### Stated task
Go through the records underneath and write each one out again exactly.

================================

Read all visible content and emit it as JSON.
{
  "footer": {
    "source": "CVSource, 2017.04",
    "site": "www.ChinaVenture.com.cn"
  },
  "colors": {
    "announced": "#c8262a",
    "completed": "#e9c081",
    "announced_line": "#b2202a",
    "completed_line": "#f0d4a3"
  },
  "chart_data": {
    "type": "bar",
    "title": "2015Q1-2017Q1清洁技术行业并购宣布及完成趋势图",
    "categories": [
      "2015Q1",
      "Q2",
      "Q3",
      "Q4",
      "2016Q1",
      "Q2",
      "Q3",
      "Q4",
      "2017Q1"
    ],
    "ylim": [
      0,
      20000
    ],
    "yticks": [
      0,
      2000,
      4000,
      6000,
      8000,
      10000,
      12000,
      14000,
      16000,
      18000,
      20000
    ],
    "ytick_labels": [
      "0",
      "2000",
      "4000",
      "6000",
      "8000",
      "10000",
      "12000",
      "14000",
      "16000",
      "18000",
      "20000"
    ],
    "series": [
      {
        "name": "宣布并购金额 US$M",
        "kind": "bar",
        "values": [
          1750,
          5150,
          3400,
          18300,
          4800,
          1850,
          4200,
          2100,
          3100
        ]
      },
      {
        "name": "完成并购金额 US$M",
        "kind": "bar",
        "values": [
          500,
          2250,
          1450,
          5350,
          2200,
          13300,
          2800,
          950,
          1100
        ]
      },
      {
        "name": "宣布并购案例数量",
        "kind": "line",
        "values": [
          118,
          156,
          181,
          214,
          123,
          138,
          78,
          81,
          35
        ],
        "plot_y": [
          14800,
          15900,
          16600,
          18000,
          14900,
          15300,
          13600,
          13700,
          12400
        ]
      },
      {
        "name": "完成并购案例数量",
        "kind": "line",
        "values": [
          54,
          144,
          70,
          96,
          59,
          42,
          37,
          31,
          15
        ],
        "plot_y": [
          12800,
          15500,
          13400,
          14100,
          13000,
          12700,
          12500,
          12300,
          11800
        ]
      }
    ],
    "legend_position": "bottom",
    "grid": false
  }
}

================================

### Written response
Read all visible content and emit it as JSON.
{
  "footer": {
    "source": "CVSource, 2017.04",
    "site": "www.ChinaVenture.com.cn"
  },
  "colors": {
    "announced": "#c8262a",
    "completed": "#e9c081",
    "announced_line": "#b2202a",
    "completed_line": "#f0d4a3"
  },
  "chart_data": {
    "type": "bar",
    "title": "2015Q1-2017Q1清洁技术行业并购宣布及完成趋势图",
    "categories": [
      "2015Q1",
      "Q2",
      "Q3",
      "Q4",
      "2016Q1",
      "Q2",
      "Q3",
      "Q4",
      "2017Q1"
    ],
    "ylim": [
      0,
      20000
    ],
    "yticks": [
      0,
      2000,
      4000,
      6000,
      8000,
      10000,
      12000,
      14000,
      16000,
      18000,
      20000
    ],
    "ytick_labels": [
      "0",
      "2000",
      "4000",
      "6000",
      "8000",
      "10000",
      "12000",
      "14000",
      "16000",
      "18000",
      "20000"
    ],
    "series": [
      {
        "name": "宣布并购金额 US$M",
        "kind": "bar",
        "values": [
          1750,
          5150,
          3400,
          18300,
          4800,
          1850,
          4200,
          2100,
          3100
        ]
      },
      {
        "name": "完成并购金额 US$M",
        "kind": "bar",
        "values": [
          500,
          2250,
          1450,
          5350,
          2200,
          13300,
          2800,
          950,
          1100
        ]
      },
      {
        "name": "宣布并购案例数量",
        "kind": "line",
        "values": [
          118,
          156,
          181,
          214,
          123,
          138,
          78,
          81,
          35
        ],
        "plot_y": [
          14800,
          15900,
          16600,
          18000,
          14900,
          15300,
          13600,
          13700,
          12400
        ]
      },
      {
        "name": "完成并购案例数量",
        "kind": "line",
        "values": [
          54,
          144,
          70,
          96,
          59,
          42,
          37,
          31,
          15
        ],
        "plot_y": [
          12800,
          15500,
          13400,
          14100,
          13000,
          12700,
          12500,
          12300,
          11800
        ]
      }
    ],
    "legend_position": "bottom",
    "grid": false
  }
}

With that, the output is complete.